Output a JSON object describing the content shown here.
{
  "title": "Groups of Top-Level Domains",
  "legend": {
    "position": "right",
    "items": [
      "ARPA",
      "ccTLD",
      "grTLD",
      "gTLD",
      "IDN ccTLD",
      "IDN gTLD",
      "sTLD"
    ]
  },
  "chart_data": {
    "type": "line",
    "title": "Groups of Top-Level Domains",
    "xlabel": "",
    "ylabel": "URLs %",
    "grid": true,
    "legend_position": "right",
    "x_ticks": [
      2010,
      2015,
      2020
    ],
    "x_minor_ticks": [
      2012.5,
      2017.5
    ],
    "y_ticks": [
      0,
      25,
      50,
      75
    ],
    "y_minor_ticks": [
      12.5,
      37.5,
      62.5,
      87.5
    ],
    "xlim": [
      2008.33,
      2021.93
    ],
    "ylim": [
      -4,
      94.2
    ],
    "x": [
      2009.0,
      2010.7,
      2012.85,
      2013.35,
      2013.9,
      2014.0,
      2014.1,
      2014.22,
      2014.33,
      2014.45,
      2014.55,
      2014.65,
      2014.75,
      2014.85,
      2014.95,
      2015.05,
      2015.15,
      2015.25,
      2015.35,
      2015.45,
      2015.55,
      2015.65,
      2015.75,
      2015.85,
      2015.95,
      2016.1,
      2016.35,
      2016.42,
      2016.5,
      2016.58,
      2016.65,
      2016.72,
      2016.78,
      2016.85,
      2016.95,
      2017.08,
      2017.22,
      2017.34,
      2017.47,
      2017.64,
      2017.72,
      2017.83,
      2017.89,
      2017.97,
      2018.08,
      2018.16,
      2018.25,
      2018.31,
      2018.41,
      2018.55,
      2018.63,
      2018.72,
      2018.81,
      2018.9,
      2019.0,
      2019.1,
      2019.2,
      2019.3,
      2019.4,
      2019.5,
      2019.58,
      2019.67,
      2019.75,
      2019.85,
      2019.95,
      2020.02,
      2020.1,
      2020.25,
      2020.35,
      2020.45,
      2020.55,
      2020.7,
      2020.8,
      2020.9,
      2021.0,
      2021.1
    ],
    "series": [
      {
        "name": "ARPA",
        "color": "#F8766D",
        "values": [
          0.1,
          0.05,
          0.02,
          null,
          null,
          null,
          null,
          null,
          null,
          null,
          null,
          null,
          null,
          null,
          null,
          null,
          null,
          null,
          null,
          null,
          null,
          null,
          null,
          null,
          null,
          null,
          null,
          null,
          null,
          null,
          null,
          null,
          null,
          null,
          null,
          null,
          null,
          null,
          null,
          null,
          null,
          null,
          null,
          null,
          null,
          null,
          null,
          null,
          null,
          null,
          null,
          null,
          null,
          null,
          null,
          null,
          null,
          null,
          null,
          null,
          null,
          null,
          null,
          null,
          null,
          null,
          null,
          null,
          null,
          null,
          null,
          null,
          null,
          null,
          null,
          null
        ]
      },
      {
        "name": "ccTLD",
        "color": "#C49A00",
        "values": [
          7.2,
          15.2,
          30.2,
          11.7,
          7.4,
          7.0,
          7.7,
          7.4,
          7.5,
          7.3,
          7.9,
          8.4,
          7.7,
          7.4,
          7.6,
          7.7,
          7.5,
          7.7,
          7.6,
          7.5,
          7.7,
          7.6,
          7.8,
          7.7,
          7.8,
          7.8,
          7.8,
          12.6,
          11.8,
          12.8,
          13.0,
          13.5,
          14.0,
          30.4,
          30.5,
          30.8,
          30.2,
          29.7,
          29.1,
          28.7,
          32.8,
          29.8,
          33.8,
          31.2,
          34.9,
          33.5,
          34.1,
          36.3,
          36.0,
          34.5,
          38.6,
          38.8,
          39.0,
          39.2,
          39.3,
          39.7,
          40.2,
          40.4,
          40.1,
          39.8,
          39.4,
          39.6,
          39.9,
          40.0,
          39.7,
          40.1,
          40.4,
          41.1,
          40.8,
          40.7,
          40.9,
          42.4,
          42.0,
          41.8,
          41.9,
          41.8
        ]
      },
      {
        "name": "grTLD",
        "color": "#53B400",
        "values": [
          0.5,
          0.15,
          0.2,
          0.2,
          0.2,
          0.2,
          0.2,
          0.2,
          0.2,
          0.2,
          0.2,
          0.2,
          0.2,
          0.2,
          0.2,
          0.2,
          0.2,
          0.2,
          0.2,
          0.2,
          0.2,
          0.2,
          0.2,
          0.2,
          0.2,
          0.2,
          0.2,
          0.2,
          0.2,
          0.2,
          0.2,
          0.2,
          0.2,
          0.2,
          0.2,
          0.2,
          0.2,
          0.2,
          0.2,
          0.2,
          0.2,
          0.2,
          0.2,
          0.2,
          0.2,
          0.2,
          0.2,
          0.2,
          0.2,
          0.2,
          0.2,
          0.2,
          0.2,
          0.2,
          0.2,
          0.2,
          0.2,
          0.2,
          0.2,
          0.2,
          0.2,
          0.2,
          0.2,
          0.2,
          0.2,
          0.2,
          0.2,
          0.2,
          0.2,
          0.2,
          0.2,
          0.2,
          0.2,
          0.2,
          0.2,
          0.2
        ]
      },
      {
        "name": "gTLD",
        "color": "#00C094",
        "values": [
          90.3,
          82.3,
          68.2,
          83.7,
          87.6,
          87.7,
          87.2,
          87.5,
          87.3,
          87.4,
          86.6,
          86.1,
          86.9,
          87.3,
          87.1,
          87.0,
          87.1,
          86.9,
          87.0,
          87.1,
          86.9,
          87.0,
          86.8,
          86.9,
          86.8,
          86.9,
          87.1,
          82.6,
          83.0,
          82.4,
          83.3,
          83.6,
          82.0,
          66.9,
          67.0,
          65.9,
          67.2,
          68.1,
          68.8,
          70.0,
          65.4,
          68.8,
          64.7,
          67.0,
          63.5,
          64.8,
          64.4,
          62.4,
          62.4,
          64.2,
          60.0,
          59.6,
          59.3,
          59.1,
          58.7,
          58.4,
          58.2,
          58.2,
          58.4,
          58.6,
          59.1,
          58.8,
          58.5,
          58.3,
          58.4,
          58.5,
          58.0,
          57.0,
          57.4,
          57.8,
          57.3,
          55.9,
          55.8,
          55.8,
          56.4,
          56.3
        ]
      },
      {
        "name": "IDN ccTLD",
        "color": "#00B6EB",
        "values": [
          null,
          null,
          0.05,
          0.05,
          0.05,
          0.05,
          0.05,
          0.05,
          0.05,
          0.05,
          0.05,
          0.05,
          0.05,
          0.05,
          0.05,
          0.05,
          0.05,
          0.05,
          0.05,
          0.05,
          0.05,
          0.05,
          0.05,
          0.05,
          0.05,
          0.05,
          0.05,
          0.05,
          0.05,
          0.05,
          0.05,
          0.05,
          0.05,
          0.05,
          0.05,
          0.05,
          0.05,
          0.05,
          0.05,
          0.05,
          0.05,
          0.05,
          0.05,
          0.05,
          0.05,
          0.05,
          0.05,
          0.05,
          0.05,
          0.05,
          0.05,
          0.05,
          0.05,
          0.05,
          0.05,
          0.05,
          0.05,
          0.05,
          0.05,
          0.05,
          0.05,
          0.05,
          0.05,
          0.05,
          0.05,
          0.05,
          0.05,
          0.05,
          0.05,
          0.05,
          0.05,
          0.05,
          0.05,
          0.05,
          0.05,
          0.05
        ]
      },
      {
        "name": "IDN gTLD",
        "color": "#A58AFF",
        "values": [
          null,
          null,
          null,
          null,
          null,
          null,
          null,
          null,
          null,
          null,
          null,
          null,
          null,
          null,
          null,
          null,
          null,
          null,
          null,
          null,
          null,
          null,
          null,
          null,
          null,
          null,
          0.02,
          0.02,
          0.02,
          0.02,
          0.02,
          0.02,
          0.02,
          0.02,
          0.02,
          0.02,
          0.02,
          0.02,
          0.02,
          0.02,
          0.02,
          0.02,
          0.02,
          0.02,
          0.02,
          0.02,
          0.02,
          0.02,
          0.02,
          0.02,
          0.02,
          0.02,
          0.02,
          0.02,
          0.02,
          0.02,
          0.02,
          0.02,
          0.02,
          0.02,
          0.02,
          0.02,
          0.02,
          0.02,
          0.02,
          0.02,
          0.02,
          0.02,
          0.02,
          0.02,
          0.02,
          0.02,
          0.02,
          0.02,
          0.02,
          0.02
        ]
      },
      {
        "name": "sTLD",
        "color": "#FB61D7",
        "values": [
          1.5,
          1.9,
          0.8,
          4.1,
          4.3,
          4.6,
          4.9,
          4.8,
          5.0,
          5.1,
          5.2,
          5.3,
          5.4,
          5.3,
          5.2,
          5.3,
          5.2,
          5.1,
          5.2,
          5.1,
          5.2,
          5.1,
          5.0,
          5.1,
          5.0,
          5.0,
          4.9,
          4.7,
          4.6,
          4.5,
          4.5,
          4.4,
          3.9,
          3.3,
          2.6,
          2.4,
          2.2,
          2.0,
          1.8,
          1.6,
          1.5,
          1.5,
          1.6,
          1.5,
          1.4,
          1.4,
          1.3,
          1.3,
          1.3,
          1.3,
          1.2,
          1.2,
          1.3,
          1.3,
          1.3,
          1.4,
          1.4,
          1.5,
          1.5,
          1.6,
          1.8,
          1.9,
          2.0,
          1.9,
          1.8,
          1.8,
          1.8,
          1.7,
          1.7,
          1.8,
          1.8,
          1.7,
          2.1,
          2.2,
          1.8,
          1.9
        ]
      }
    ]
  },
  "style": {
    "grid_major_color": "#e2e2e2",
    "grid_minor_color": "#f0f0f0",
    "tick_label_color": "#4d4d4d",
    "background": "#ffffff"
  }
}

§ **YOUR TASK**
Looking at the material above, count the lines that hold "title" and give the total alone.

§ **SOLVED PROBLEM**
2